→ **PROBLEM DETAILS**
Every record should be repeated exactly, except that pictures are left out.

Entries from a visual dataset
□ □ □

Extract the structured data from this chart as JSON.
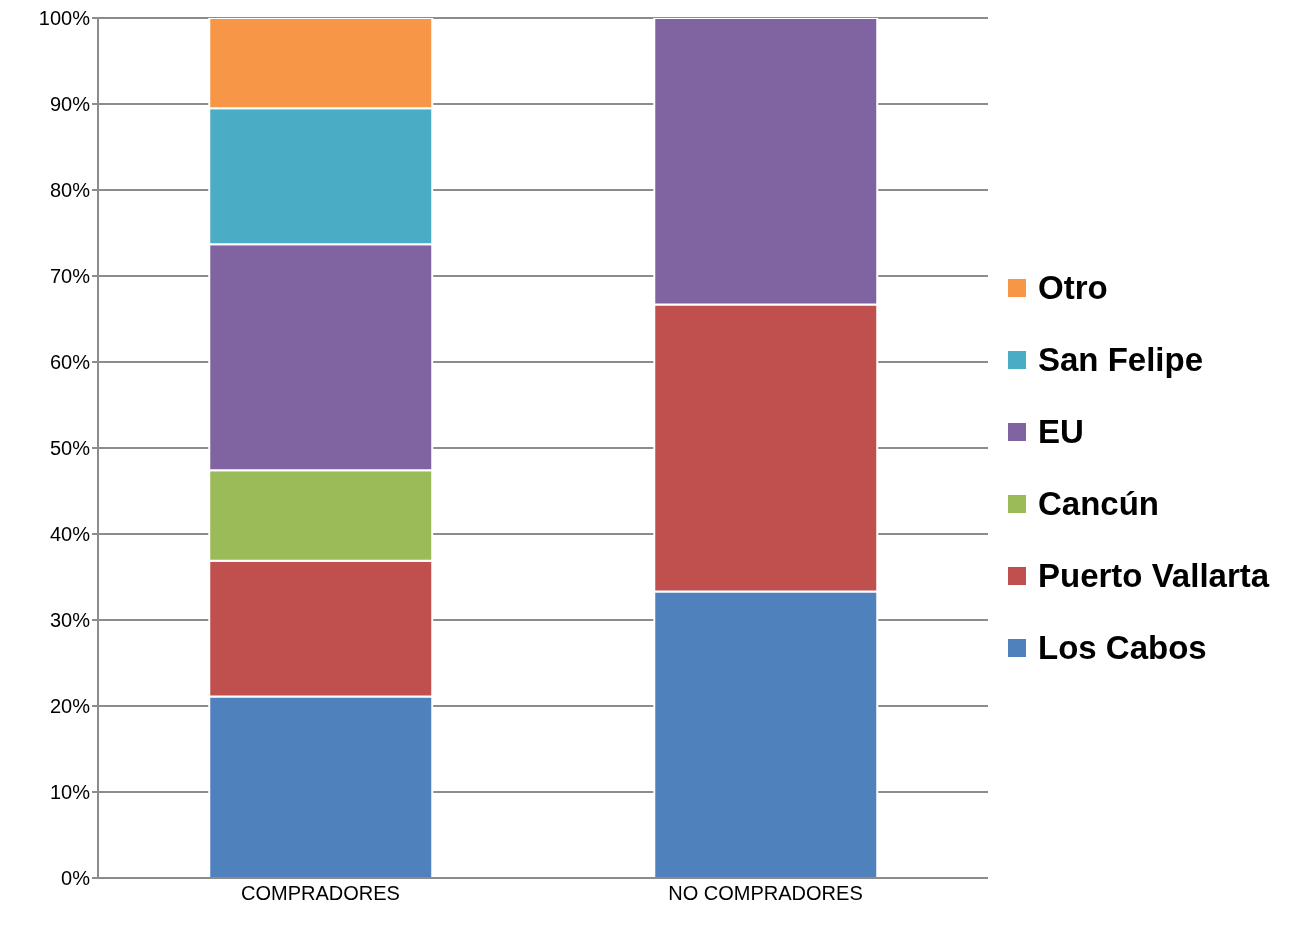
{
  "chart_data": {
    "type": "bar",
    "stacked": true,
    "categories": [
      "COMPRADORES",
      "NO COMPRADORES"
    ],
    "series": [
      {
        "name": "Los Cabos",
        "color": "#4f81bd",
        "values": [
          21.1,
          33.3
        ]
      },
      {
        "name": "Puerto Vallarta",
        "color": "#c0504d",
        "values": [
          15.8,
          33.4
        ]
      },
      {
        "name": "Cancún",
        "color": "#9bbb59",
        "values": [
          10.5,
          0
        ]
      },
      {
        "name": "EU",
        "color": "#8064a2",
        "values": [
          26.3,
          33.3
        ]
      },
      {
        "name": "San Felipe",
        "color": "#4bacc6",
        "values": [
          15.8,
          0
        ]
      },
      {
        "name": "Otro",
        "color": "#f79646",
        "values": [
          10.5,
          0
        ]
      }
    ],
    "ylim": [
      0,
      100
    ],
    "yticks": [
      {
        "value": 0,
        "label": "0%"
      },
      {
        "value": 10,
        "label": "10%"
      },
      {
        "value": 20,
        "label": "20%"
      },
      {
        "value": 30,
        "label": "30%"
      },
      {
        "value": 40,
        "label": "40%"
      },
      {
        "value": 50,
        "label": "50%"
      },
      {
        "value": 60,
        "label": "60%"
      },
      {
        "value": 70,
        "label": "70%"
      },
      {
        "value": 80,
        "label": "80%"
      },
      {
        "value": 90,
        "label": "90%"
      },
      {
        "value": 100,
        "label": "100%"
      }
    ],
    "grid": "y",
    "legend": "right"
  }
}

□ □ □

→ **RESPONSE TO THIS EXERCISE**
Extract the structured data from this chart as JSON.
{
  "chart_data": {
    "type": "bar",
    "stacked": true,
    "categories": [
      "COMPRADORES",
      "NO COMPRADORES"
    ],
    "series": [
      {
        "name": "Los Cabos",
        "color": "#4f81bd",
        "values": [
          21.1,
          33.3
        ]
      },
      {
        "name": "Puerto Vallarta",
        "color": "#c0504d",
        "values": [
          15.8,
          33.4
        ]
      },
      {
        "name": "Cancún",
        "color": "#9bbb59",
        "values": [
          10.5,
          0
        ]
      },
      {
        "name": "EU",
        "color": "#8064a2",
        "values": [
          26.3,
          33.3
        ]
      },
      {
        "name": "San Felipe",
        "color": "#4bacc6",
        "values": [
          15.8,
          0
        ]
      },
      {
        "name": "Otro",
        "color": "#f79646",
        "values": [
          10.5,
          0
        ]
      }
    ],
    "ylim": [
      0,
      100
    ],
    "yticks": [
      {
        "value": 0,
        "label": "0%"
      },
      {
        "value": 10,
        "label": "10%"
      },
      {
        "value": 20,
        "label": "20%"
      },
      {
        "value": 30,
        "label": "30%"
      },
      {
        "value": 40,
        "label": "40%"
      },
      {
        "value": 50,
        "label": "50%"
      },
      {
        "value": 60,
        "label": "60%"
      },
      {
        "value": 70,
        "label": "70%"
      },
      {
        "value": 80,
        "label": "80%"
      },
      {
        "value": 90,
        "label": "90%"
      },
      {
        "value": 100,
        "label": "100%"
      }
    ],
    "grid": "y",
    "legend": "right"
  }
}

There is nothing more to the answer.